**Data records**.

# # # # # # #

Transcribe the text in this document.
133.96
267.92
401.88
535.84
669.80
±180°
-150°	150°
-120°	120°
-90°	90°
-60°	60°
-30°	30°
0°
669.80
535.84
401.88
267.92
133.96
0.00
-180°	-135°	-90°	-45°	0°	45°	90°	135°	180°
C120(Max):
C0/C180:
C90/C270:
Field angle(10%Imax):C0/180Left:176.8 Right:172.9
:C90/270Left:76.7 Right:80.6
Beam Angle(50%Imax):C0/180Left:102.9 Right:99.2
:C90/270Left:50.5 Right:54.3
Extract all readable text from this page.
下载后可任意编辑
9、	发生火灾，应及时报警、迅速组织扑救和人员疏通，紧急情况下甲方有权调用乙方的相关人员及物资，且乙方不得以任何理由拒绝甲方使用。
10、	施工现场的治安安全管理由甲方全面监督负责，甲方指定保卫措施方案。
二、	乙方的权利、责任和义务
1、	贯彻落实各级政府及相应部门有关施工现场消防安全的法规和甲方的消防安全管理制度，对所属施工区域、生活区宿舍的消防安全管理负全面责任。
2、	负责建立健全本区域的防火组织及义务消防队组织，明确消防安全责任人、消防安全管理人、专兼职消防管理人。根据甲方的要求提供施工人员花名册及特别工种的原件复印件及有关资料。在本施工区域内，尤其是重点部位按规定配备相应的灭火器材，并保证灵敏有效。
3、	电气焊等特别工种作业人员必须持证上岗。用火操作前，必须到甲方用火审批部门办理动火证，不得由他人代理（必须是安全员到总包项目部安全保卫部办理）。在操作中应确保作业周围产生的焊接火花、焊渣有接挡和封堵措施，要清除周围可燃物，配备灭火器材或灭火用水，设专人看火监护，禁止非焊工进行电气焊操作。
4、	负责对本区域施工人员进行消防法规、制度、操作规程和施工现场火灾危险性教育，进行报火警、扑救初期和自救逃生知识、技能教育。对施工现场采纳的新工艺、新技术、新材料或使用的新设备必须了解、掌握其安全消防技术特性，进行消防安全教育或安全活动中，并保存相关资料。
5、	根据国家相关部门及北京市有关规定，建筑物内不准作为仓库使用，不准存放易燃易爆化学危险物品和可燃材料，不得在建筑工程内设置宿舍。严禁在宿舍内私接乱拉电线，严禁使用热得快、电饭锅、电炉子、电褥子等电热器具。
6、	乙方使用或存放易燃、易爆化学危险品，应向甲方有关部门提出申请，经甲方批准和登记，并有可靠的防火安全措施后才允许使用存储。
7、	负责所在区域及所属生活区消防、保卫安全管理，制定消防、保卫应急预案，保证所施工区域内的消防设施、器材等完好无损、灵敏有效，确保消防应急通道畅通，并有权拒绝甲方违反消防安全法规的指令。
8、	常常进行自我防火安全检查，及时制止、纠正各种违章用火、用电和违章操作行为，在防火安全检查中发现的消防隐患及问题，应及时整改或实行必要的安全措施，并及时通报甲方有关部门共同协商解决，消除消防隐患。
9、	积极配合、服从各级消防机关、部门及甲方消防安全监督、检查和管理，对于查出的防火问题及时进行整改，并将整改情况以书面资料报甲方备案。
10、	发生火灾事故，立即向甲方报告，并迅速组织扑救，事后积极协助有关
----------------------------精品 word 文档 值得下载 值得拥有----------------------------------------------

# # # # # # #

**Task**. Send back all of the entries exactly, with nothing missing.

**Written reply**.
Transcribe the text in this document.
133.96
267.92
401.88
535.84
669.80
±180°
-150°	150°
-120°	120°
-90°	90°
-60°	60°
-30°	30°
0°
669.80
535.84
401.88
267.92
133.96
0.00
-180°	-135°	-90°	-45°	0°	45°	90°	135°	180°
C120(Max):
C0/C180:
C90/C270:
Field angle(10%Imax):C0/180Left:176.8 Right:172.9
:C90/270Left:76.7 Right:80.6
Beam Angle(50%Imax):C0/180Left:102.9 Right:99.2
:C90/270Left:50.5 Right:54.3
Extract all readable text from this page.
下载后可任意编辑
9、	发生火灾，应及时报警、迅速组织扑救和人员疏通，紧急情况下甲方有权调用乙方的相关人员及物资，且乙方不得以任何理由拒绝甲方使用。
10、	施工现场的治安安全管理由甲方全面监督负责，甲方指定保卫措施方案。
二、	乙方的权利、责任和义务
1、	贯彻落实各级政府及相应部门有关施工现场消防安全的法规和甲方的消防安全管理制度，对所属施工区域、生活区宿舍的消防安全管理负全面责任。
2、	负责建立健全本区域的防火组织及义务消防队组织，明确消防安全责任人、消防安全管理人、专兼职消防管理人。根据甲方的要求提供施工人员花名册及特别工种的原件复印件及有关资料。在本施工区域内，尤其是重点部位按规定配备相应的灭火器材，并保证灵敏有效。
3、	电气焊等特别工种作业人员必须持证上岗。用火操作前，必须到甲方用火审批部门办理动火证，不得由他人代理（必须是安全员到总包项目部安全保卫部办理）。在操作中应确保作业周围产生的焊接火花、焊渣有接挡和封堵措施，要清除周围可燃物，配备灭火器材或灭火用水，设专人看火监护，禁止非焊工进行电气焊操作。
4、	负责对本区域施工人员进行消防法规、制度、操作规程和施工现场火灾危险性教育，进行报火警、扑救初期和自救逃生知识、技能教育。对施工现场采纳的新工艺、新技术、新材料或使用的新设备必须了解、掌握其安全消防技术特性，进行消防安全教育或安全活动中，并保存相关资料。
5、	根据国家相关部门及北京市有关规定，建筑物内不准作为仓库使用，不准存放易燃易爆化学危险物品和可燃材料，不得在建筑工程内设置宿舍。严禁在宿舍内私接乱拉电线，严禁使用热得快、电饭锅、电炉子、电褥子等电热器具。
6、	乙方使用或存放易燃、易爆化学危险品，应向甲方有关部门提出申请，经甲方批准和登记，并有可靠的防火安全措施后才允许使用存储。
7、	负责所在区域及所属生活区消防、保卫安全管理，制定消防、保卫应急预案，保证所施工区域内的消防设施、器材等完好无损、灵敏有效，确保消防应急通道畅通，并有权拒绝甲方违反消防安全法规的指令。
8、	常常进行自我防火安全检查，及时制止、纠正各种违章用火、用电和违章操作行为，在防火安全检查中发现的消防隐患及问题，应及时整改或实行必要的安全措施，并及时通报甲方有关部门共同协商解决，消除消防隐患。
9、	积极配合、服从各级消防机关、部门及甲方消防安全监督、检查和管理，对于查出的防火问题及时进行整改，并将整改情况以书面资料报甲方备案。
10、	发生火灾事故，立即向甲方报告，并迅速组织扑救，事后积极协助有关
----------------------------精品 word 文档 值得下载 值得拥有----------------------------------------------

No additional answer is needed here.